Everything before the line containing "Type out the text in this image." stays out; print that line and all lines below it through the last, exactly.
________
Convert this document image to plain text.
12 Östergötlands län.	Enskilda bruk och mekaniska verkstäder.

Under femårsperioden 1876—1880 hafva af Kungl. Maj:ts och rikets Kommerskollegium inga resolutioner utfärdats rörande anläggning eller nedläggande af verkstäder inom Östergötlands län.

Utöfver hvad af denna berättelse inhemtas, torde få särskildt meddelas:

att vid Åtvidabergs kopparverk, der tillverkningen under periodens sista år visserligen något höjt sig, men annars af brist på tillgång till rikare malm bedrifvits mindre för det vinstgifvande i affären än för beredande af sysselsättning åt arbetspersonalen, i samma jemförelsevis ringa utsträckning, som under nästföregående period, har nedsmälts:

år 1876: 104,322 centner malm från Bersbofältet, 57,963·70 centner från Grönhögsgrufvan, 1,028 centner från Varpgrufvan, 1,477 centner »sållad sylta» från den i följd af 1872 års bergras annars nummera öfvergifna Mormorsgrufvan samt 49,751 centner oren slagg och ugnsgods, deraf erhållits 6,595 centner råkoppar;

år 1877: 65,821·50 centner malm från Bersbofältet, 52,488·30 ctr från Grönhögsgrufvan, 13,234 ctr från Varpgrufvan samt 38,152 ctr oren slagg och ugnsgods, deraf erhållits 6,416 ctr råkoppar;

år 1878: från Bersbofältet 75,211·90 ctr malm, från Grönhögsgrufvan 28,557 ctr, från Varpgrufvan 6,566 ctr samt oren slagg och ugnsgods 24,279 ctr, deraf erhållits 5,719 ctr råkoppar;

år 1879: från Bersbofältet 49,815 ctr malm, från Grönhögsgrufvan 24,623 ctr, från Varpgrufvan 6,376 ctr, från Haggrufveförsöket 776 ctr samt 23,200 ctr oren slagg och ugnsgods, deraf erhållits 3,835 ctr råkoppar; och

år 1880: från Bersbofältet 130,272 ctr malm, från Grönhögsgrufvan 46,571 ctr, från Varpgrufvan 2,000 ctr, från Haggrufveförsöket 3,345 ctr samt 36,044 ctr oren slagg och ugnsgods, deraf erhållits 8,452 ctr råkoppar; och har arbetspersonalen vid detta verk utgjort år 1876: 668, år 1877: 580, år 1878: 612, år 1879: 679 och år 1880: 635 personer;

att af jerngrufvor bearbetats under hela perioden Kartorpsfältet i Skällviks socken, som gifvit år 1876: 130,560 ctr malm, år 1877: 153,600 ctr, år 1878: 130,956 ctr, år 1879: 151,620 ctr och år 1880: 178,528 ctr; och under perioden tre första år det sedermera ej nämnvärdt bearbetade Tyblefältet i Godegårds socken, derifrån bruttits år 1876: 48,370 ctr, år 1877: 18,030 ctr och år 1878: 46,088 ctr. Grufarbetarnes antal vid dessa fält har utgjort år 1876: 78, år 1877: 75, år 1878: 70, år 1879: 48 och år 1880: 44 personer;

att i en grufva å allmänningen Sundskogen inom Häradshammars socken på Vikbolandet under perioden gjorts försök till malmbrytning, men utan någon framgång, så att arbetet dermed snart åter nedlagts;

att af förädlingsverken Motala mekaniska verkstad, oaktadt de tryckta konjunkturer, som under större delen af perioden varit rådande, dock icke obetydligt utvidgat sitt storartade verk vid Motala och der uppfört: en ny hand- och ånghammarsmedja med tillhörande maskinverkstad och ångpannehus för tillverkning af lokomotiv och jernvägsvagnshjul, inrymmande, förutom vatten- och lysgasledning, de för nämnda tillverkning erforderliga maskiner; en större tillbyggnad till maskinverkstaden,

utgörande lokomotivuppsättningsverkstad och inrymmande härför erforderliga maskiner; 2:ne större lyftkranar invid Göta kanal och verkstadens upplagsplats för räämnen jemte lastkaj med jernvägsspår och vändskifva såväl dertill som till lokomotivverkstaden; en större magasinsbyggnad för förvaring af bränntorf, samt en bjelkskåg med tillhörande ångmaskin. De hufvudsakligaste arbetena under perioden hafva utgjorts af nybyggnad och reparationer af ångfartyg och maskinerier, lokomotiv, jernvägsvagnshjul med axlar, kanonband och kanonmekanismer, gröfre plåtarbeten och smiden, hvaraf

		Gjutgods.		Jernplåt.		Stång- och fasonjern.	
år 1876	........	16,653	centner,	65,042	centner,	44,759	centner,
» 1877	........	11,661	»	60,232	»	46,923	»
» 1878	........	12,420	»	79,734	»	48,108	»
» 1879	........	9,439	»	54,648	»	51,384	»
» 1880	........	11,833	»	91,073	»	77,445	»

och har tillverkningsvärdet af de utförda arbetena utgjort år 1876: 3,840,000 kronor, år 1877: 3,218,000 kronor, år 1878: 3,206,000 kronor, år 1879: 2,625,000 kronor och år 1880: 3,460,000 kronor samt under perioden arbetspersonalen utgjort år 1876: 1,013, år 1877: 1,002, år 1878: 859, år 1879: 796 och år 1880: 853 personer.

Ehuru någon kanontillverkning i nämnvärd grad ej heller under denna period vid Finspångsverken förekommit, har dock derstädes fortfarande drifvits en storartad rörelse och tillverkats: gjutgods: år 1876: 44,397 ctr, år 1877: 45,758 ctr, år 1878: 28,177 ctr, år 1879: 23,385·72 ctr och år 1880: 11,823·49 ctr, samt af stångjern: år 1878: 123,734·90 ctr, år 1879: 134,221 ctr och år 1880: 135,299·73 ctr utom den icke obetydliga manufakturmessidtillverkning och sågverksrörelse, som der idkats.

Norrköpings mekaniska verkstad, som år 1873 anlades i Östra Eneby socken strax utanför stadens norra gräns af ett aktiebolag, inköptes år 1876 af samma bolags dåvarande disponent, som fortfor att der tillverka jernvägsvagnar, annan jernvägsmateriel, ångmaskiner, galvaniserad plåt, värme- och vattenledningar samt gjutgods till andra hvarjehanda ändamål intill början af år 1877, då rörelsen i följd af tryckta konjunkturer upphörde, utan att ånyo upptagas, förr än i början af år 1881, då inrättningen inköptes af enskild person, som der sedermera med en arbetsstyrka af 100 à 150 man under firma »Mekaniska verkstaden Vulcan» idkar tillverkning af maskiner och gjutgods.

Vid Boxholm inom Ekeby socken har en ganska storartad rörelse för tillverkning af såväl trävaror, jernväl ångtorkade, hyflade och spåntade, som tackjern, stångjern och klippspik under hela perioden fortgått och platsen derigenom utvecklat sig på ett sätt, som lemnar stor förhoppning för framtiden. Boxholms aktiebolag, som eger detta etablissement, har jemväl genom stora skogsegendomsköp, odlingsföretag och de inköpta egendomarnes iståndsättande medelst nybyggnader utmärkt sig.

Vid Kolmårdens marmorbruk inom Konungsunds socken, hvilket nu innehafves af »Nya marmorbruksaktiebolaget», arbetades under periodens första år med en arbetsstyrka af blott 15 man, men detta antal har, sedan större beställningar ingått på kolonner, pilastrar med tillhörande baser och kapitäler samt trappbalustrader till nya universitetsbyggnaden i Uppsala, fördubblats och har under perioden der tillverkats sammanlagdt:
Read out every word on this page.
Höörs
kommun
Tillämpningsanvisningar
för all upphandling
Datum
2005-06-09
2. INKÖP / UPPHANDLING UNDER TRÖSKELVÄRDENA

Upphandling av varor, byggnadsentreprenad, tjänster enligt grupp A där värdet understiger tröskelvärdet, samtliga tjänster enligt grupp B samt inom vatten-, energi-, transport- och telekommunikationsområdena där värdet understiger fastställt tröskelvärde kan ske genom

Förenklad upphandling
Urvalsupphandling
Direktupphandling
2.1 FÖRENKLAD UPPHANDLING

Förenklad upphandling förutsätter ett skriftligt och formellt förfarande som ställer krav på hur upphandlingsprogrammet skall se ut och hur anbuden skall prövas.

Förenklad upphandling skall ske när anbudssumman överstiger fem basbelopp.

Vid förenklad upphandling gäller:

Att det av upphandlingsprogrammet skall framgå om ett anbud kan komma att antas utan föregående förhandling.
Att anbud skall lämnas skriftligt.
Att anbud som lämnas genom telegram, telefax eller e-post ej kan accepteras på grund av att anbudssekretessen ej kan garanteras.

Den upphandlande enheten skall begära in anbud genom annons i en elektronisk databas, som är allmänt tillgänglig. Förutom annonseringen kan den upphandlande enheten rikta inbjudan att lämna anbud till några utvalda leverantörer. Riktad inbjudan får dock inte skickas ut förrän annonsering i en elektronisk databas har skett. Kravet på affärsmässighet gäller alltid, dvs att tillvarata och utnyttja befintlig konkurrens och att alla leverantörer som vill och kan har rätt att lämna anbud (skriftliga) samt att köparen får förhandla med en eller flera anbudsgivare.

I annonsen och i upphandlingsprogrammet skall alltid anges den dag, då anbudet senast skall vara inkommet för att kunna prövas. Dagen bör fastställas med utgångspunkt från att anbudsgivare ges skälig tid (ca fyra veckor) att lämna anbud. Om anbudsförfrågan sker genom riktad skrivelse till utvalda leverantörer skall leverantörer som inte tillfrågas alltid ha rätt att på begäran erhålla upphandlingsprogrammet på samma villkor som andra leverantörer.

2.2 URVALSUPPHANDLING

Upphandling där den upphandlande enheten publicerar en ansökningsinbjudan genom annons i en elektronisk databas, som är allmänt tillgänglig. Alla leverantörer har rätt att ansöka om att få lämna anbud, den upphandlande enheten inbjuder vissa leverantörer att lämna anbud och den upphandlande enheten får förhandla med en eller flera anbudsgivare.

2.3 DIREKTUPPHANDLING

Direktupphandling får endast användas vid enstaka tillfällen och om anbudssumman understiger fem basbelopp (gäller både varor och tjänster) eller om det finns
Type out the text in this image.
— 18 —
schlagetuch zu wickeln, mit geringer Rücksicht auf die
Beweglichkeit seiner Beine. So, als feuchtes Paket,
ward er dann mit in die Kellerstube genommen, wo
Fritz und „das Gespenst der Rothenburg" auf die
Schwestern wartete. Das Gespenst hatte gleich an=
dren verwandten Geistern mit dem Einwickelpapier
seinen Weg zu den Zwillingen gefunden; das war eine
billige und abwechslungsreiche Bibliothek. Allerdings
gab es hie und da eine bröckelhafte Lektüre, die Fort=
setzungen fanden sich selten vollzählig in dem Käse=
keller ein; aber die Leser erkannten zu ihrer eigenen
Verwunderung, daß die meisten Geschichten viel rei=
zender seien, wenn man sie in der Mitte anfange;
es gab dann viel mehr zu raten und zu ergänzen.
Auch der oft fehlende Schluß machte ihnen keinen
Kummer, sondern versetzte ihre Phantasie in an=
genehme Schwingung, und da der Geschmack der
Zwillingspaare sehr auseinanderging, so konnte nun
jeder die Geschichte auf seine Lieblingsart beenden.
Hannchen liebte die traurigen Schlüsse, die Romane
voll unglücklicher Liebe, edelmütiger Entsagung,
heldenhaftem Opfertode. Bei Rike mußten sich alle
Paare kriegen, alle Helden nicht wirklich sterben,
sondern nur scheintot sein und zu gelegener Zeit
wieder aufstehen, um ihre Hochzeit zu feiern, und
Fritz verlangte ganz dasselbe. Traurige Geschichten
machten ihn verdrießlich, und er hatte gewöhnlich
________
Answer to the problem:
Type out the text in this image.
— 18 —
schlagetuch zu wickeln, mit geringer Rücksicht auf die
Beweglichkeit seiner Beine. So, als feuchtes Paket,
ward er dann mit in die Kellerstube genommen, wo
Fritz und „das Gespenst der Rothenburg" auf die
Schwestern wartete. Das Gespenst hatte gleich an=
dren verwandten Geistern mit dem Einwickelpapier
seinen Weg zu den Zwillingen gefunden; das war eine
billige und abwechslungsreiche Bibliothek. Allerdings
gab es hie und da eine bröckelhafte Lektüre, die Fort=
setzungen fanden sich selten vollzählig in dem Käse=
keller ein; aber die Leser erkannten zu ihrer eigenen
Verwunderung, daß die meisten Geschichten viel rei=
zender seien, wenn man sie in der Mitte anfange;
es gab dann viel mehr zu raten und zu ergänzen.
Auch der oft fehlende Schluß machte ihnen keinen
Kummer, sondern versetzte ihre Phantasie in an=
genehme Schwingung, und da der Geschmack der
Zwillingspaare sehr auseinanderging, so konnte nun
jeder die Geschichte auf seine Lieblingsart beenden.
Hannchen liebte die traurigen Schlüsse, die Romane
voll unglücklicher Liebe, edelmütiger Entsagung,
heldenhaftem Opfertode. Bei Rike mußten sich alle
Paare kriegen, alle Helden nicht wirklich sterben,
sondern nur scheintot sein und zu gelegener Zeit
wieder aufstehen, um ihre Hochzeit zu feiern, und
Fritz verlangte ganz dasselbe. Traurige Geschichten
machten ihn verdrießlich, und er hatte gewöhnlich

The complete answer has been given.